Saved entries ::

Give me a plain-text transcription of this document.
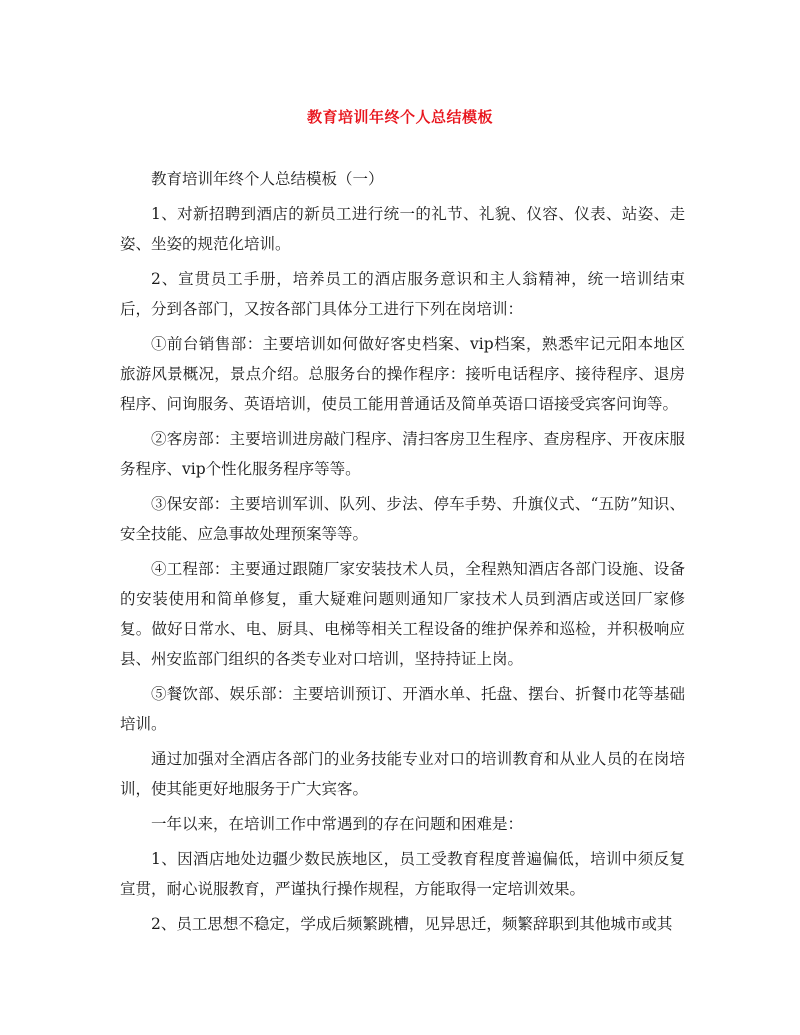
教育培训年终个人总结模板

教育培训年终个人总结模板（一）

1、对新招聘到酒店的新员工进行统一的礼节、礼貌、仪容、仪表、站姿、走姿、坐姿的规范化培训。

2、宣贯员工手册，培养员工的酒店服务意识和主人翁精神，统一培训结束后，分到各部门，又按各部门具体分工进行下列在岗培训：

①前台销售部：主要培训如何做好客史档案、vip档案，熟悉牢记元阳本地区旅游风景概况，景点介绍。总服务台的操作程序：接听电话程序、接待程序、退房程序、问询服务、英语培训，使员工能用普通话及简单英语口语接受宾客问询等。

②客房部：主要培训进房敲门程序、清扫客房卫生程序、查房程序、开夜床服务程序、vip个性化服务程序等等。

③保安部：主要培训军训、队列、步法、停车手势、升旗仪式、“五防”知识、安全技能、应急事故处理预案等等。

④工程部：主要通过跟随厂家安装技术人员，全程熟知酒店各部门设施、设备的安装使用和简单修复，重大疑难问题则通知厂家技术人员到酒店或送回厂家修复。做好日常水、电、厨具、电梯等相关工程设备的维护保养和巡检，并积极响应县、州安监部门组织的各类专业对口培训，坚持持证上岗。

⑤餐饮部、娱乐部：主要培训预订、开酒水单、托盘、摆台、折餐巾花等基础培训。

通过加强对全酒店各部门的业务技能专业对口的培训教育和从业人员的在岗培训，使其能更好地服务于广大宾客。

一年以来，在培训工作中常遇到的存在问题和困难是：

1、因酒店地处边疆少数民族地区，员工受教育程度普遍偏低，培训中须反复宣贯，耐心说服教育，严谨执行操作规程，方能取得一定培训效果。

2、员工思想不稳定，学成后频繁跳槽，见异思迁，频繁辞职到其他城市或其
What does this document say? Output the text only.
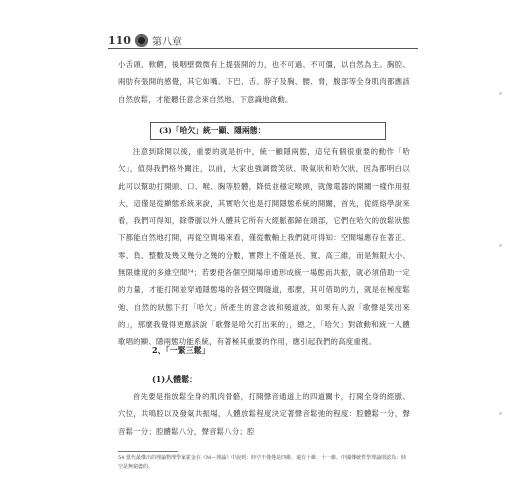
110 第八章
小舌頭、軟齶，後咽壁微微有上提張開的力，也不可過、不可僵，以自然為主。胸腔、兩肋有張開的感覺，其它如嘴、下巴、舌、脖子及胸、腰、脅，腹部等全身肌肉都應該自然放鬆，才能聽任意念來自然地、下意識地啟動。
(3)「哈欠」統一顯、隱兩態：
注意到除開以後，重要的就是折中，統一顧隱兩態，這兒有個很重要的動作「哈欠」，值得我們格外關注，以前，大家也強調微笑狀、吸氣狀和哈欠狀，因為都明白以此可以幫助打開頭、口、喉、胸等腔體，降低並穩定喉頭，就像電器的開關一樣作用很大，這僅是從顯態系統來說，其實哈欠也是打開隱態系統的開關，首先，從經絡學說來看，我們可得知，除帶脈以外人體其它所有大經脈都歸在頭部，它們在哈欠的放鬆狀態下都能自然地打開，再從空間場來看，僅從數軸上我們就可得知：空間場應存在著正、零、負、整數及幾又幾分之幾的分數，實際上不僅是長、寬、高三維，而是無限大小、無限維度的多維空間⁵⁴；若要使各個空間場串通形成統一場態而共振，就必須借助一定的力量，才能打開並穿通隱態場的各個空間隧道，那麼，其可借助的力，就是在極度鬆弛、自然的狀態下打「哈欠」所產生的意念波和頻道波，如果有人說「歌聲是笑出來的」，那麼我覺得更應該說「歌聲是哈欠打出來的」，總之，「哈欠」對啟動和統一人體歌唱的顯、隱兩態功能系統，有著極其重要的作用，應引起我們的高度重視。
2、「一緊三鬆」
(1)人體鬆：
首先要是指放鬆全身的肌肉骨骼，打開聲音通道上的四道關卡，打開全身的經脈、穴位，共鳴腔以及發氣共振場，人體放鬆程度決定著聲音鬆弛的程度：腔體鬆一分，聲音鬆一分；腔體鬆八分，聲音鬆八分；腔
54 當代最傑出的理論物理學家霍金在《M—理論》中說到：時空不僅僅是四維，還有十維、十一維。中國傳統哲學理論則認為：時空是無窮盡的。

AIM OF THE EXERCISE :: Gather all the lines that include the word "document" and copy them out.

WRITTEN ANSWER ::
Give me a plain-text transcription of this document.
What does this document say? Output the text only.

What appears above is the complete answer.